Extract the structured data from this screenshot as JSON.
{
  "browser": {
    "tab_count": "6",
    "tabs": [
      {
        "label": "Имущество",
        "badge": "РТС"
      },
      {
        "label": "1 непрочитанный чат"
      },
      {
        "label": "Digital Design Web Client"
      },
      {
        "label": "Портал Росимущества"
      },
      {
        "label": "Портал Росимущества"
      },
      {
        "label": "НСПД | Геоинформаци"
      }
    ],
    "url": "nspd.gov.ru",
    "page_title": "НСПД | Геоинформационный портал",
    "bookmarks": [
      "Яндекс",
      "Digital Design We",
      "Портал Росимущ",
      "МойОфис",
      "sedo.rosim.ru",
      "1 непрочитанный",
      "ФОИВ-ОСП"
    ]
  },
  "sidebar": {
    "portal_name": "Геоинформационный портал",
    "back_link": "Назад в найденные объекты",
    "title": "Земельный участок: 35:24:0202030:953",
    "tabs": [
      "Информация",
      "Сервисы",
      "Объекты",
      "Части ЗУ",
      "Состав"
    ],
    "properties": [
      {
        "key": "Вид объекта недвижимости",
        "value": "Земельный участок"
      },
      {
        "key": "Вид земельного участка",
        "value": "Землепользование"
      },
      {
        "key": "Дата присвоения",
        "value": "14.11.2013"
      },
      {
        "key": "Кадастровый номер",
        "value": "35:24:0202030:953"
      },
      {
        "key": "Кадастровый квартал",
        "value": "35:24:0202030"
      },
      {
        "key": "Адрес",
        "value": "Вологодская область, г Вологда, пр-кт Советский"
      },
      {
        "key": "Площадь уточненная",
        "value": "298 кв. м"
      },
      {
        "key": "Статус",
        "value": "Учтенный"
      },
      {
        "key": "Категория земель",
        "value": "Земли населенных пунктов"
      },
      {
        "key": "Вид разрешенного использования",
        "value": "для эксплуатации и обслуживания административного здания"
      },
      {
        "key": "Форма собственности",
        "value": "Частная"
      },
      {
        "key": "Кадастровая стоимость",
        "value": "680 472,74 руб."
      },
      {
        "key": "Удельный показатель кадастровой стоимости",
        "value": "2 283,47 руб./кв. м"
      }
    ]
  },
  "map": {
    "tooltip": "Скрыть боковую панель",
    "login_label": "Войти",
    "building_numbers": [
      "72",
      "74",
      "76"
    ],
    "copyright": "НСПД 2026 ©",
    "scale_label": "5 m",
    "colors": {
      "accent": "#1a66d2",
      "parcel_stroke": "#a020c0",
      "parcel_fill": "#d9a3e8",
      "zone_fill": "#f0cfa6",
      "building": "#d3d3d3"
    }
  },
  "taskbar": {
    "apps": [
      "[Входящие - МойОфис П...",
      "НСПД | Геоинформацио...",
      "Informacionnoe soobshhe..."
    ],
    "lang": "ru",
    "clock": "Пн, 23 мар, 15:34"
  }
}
:::
Problem to work on:
Check each line of the records for the word "Кадастровый" and extract those that contain it.

Reply:
        "key": "Кадастровый номер",
        "key": "Кадастровый квартал",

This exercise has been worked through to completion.